TASK INSTRUCTIONS: The entries that follow are to be duplicated in full, character for character.
• • • • • • •
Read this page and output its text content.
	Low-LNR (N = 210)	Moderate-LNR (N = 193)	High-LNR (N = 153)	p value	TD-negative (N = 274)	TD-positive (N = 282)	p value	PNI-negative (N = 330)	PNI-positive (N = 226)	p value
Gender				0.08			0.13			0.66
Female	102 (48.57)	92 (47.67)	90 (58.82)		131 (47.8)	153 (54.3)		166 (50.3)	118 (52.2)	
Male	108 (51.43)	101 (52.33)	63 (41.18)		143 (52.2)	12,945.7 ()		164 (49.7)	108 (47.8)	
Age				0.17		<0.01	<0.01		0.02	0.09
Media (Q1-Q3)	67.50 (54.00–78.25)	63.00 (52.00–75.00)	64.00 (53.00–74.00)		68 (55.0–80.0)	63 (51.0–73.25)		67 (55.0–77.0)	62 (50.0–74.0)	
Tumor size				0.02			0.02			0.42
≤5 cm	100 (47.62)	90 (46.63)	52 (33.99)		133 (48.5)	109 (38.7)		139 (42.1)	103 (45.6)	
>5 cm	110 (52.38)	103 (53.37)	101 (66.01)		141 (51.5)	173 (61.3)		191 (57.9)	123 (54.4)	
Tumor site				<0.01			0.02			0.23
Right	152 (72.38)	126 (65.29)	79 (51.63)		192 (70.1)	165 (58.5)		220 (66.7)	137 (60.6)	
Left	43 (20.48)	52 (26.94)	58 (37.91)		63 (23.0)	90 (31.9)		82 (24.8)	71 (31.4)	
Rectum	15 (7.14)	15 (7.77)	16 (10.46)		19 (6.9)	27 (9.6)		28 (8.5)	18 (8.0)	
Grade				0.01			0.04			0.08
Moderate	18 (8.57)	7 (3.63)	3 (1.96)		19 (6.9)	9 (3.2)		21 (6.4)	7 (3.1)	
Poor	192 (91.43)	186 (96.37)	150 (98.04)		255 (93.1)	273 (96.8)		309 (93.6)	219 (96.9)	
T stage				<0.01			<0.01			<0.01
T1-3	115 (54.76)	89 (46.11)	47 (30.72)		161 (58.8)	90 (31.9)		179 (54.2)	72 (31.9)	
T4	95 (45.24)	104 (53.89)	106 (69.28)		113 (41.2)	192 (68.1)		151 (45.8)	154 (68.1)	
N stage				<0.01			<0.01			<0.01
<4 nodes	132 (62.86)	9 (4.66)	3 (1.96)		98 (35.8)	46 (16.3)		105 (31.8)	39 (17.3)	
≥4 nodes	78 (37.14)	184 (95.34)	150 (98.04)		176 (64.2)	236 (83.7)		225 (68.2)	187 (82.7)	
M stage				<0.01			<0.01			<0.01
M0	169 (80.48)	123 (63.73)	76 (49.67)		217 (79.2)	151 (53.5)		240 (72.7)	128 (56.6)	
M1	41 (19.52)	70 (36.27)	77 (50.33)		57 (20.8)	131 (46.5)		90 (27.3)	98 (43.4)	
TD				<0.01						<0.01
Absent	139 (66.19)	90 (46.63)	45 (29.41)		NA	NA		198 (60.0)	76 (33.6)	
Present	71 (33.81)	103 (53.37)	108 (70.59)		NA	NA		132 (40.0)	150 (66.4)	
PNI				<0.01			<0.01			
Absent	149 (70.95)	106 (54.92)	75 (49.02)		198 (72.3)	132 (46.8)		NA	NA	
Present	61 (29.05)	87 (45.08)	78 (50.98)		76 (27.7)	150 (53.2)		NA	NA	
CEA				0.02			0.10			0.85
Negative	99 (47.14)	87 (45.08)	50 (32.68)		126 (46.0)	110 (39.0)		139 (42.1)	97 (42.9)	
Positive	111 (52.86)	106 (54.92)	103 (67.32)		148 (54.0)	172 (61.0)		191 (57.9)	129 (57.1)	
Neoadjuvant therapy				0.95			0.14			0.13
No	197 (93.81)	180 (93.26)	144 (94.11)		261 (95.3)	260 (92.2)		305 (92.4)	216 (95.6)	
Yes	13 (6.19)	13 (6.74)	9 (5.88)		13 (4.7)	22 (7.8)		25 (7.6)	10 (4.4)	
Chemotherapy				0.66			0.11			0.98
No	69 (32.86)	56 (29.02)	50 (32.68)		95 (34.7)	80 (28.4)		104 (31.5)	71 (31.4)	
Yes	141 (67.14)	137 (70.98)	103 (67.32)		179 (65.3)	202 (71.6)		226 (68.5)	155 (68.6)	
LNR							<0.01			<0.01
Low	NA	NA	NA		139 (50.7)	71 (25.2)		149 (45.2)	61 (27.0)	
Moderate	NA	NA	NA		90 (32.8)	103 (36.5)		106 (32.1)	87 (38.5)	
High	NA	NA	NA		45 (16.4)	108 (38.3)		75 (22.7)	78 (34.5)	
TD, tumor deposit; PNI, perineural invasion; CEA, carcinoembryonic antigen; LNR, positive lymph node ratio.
• • • • • • •
REPLY:
Read this page and output its text content.
	Low-LNR (N = 210)	Moderate-LNR (N = 193)	High-LNR (N = 153)	p value	TD-negative (N = 274)	TD-positive (N = 282)	p value	PNI-negative (N = 330)	PNI-positive (N = 226)	p value
Gender				0.08			0.13			0.66
Female	102 (48.57)	92 (47.67)	90 (58.82)		131 (47.8)	153 (54.3)		166 (50.3)	118 (52.2)	
Male	108 (51.43)	101 (52.33)	63 (41.18)		143 (52.2)	12,945.7 ()		164 (49.7)	108 (47.8)	
Age				0.17		<0.01	<0.01		0.02	0.09
Media (Q1-Q3)	67.50 (54.00–78.25)	63.00 (52.00–75.00)	64.00 (53.00–74.00)		68 (55.0–80.0)	63 (51.0–73.25)		67 (55.0–77.0)	62 (50.0–74.0)	
Tumor size				0.02			0.02			0.42
≤5 cm	100 (47.62)	90 (46.63)	52 (33.99)		133 (48.5)	109 (38.7)		139 (42.1)	103 (45.6)	
>5 cm	110 (52.38)	103 (53.37)	101 (66.01)		141 (51.5)	173 (61.3)		191 (57.9)	123 (54.4)	
Tumor site				<0.01			0.02			0.23
Right	152 (72.38)	126 (65.29)	79 (51.63)		192 (70.1)	165 (58.5)		220 (66.7)	137 (60.6)	
Left	43 (20.48)	52 (26.94)	58 (37.91)		63 (23.0)	90 (31.9)		82 (24.8)	71 (31.4)	
Rectum	15 (7.14)	15 (7.77)	16 (10.46)		19 (6.9)	27 (9.6)		28 (8.5)	18 (8.0)	
Grade				0.01			0.04			0.08
Moderate	18 (8.57)	7 (3.63)	3 (1.96)		19 (6.9)	9 (3.2)		21 (6.4)	7 (3.1)	
Poor	192 (91.43)	186 (96.37)	150 (98.04)		255 (93.1)	273 (96.8)		309 (93.6)	219 (96.9)	
T stage				<0.01			<0.01			<0.01
T1-3	115 (54.76)	89 (46.11)	47 (30.72)		161 (58.8)	90 (31.9)		179 (54.2)	72 (31.9)	
T4	95 (45.24)	104 (53.89)	106 (69.28)		113 (41.2)	192 (68.1)		151 (45.8)	154 (68.1)	
N stage				<0.01			<0.01			<0.01
<4 nodes	132 (62.86)	9 (4.66)	3 (1.96)		98 (35.8)	46 (16.3)		105 (31.8)	39 (17.3)	
≥4 nodes	78 (37.14)	184 (95.34)	150 (98.04)		176 (64.2)	236 (83.7)		225 (68.2)	187 (82.7)	
M stage				<0.01			<0.01			<0.01
M0	169 (80.48)	123 (63.73)	76 (49.67)		217 (79.2)	151 (53.5)		240 (72.7)	128 (56.6)	
M1	41 (19.52)	70 (36.27)	77 (50.33)		57 (20.8)	131 (46.5)		90 (27.3)	98 (43.4)	
TD				<0.01						<0.01
Absent	139 (66.19)	90 (46.63)	45 (29.41)		NA	NA		198 (60.0)	76 (33.6)	
Present	71 (33.81)	103 (53.37)	108 (70.59)		NA	NA		132 (40.0)	150 (66.4)	
PNI				<0.01			<0.01			
Absent	149 (70.95)	106 (54.92)	75 (49.02)		198 (72.3)	132 (46.8)		NA	NA	
Present	61 (29.05)	87 (45.08)	78 (50.98)		76 (27.7)	150 (53.2)		NA	NA	
CEA				0.02			0.10			0.85
Negative	99 (47.14)	87 (45.08)	50 (32.68)		126 (46.0)	110 (39.0)		139 (42.1)	97 (42.9)	
Positive	111 (52.86)	106 (54.92)	103 (67.32)		148 (54.0)	172 (61.0)		191 (57.9)	129 (57.1)	
Neoadjuvant therapy				0.95			0.14			0.13
No	197 (93.81)	180 (93.26)	144 (94.11)		261 (95.3)	260 (92.2)		305 (92.4)	216 (95.6)	
Yes	13 (6.19)	13 (6.74)	9 (5.88)		13 (4.7)	22 (7.8)		25 (7.6)	10 (4.4)	
Chemotherapy				0.66			0.11			0.98
No	69 (32.86)	56 (29.02)	50 (32.68)		95 (34.7)	80 (28.4)		104 (31.5)	71 (31.4)	
Yes	141 (67.14)	137 (70.98)	103 (67.32)		179 (65.3)	202 (71.6)		226 (68.5)	155 (68.6)	
LNR							<0.01			<0.01
Low	NA	NA	NA		139 (50.7)	71 (25.2)		149 (45.2)	61 (27.0)	
Moderate	NA	NA	NA		90 (32.8)	103 (36.5)		106 (32.1)	87 (38.5)	
High	NA	NA	NA		45 (16.4)	108 (38.3)		75 (22.7)	78 (34.5)	
TD, tumor deposit; PNI, perineural invasion; CEA, carcinoembryonic antigen; LNR, positive lymph node ratio.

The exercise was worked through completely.